» TASKS TO PERFORM:
1 - Write out, word for word, the part of the piece on ADA-friendly libraries that begins with the words "Having an ADA" and ends after "patrons with different abilities.".
2 - Pick up the text on ADA-friendly libraries after its final sentence and write what comes next.

Having an ADA compliant library is necessary by law, but you can go above the ADA requirements to become an ADA friendly library and better help your patrons with different abilities.
Think about how you address or how you and your colleagues talk about people with different abilities. Use phrases that highlight the person more than the disability. For example: a person who uses a wheelchair, a person who has a mental illness, a person with limited sight. The disability always comes second, and the person comes first. Also think about common phrases that might not be inclusive such as “falls on deaf ears” or “the weather is so bipolar this week.” While it is common to use deaf in this context and to refer to things as bipolar people who are deaf or have a bipolar disorder might not feel included if you use their different abilities as a negative. The words you use and how you use them matter. If you’re unsure how to refer to someone, just ask.

» DATA LINES:

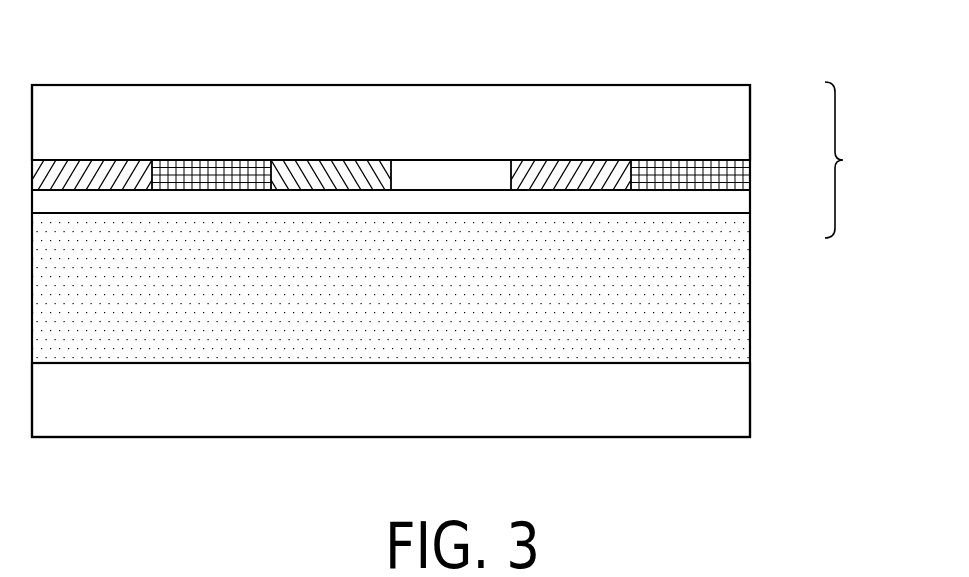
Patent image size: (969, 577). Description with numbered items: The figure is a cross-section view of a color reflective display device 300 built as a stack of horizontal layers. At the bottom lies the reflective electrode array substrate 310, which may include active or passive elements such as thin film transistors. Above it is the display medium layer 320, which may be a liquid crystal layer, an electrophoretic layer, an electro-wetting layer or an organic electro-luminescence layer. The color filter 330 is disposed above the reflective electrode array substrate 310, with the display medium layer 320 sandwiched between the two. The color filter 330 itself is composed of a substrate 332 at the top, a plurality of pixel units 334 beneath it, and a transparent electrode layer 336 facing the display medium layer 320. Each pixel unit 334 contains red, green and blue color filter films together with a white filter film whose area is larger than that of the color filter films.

» ANSWERS:
1 -
Having an ADA compliant library is necessary by law, but you can go above the ADA requirements to become an ADA friendly library and better help your patrons with different abilities.

2 -
But words are not the only part you and your library need to think about. Space, collections, accessibility of programs are all topics you should think about while making your library friendlier. Take into account the physical space of your library and how ADA requirements may require that you make some adjustments to how your library is arranged. The ADA requires 36 inches between aisles of shelving units, but the recommendation is 42 inches. Six inches may not seem like a big difference, but it could mean having a patron in a wheelchair be able to turn around in the middle of an aisle versus having to back out of an aisle or go the whole way down the aisle and retrace their path. There is a requirement of 40 inches between furniture, but again having a wider area, even if it is just a few inches, could make it easier for people using motorized wheelchairs, which can be larger than non-motorized wheelchairs, get around in the library.
Periodical shelving should not be taller than 48 inches, but there is not a listing for the height of bookshelves. Book shelving is another area to think about. If your library needs to use top and bottom shelves to fit the collection make sure there is signage pointing to where someone can ask for help if they cannot access a book. Sometimes books on the bottom shelves can be as hard to access as those on the top.
Make sure your library staff is informed about alternatives. The Talking Books Program is amazing and not always talked about. In Pennsylvania, the local Library of Assisted Media for Pennsylvanians (LAMP) has wonderful handouts and does trainings for libraries. The Erie County Public Library staff has gone through several of them. This program provides large print and audiobooks plus players for people with sight differences. When I explain it to patrons, they think the program is not for them because they only have trouble reading regular print, but this program is for them. LAMP has a larger large print collection than most libraries could afford.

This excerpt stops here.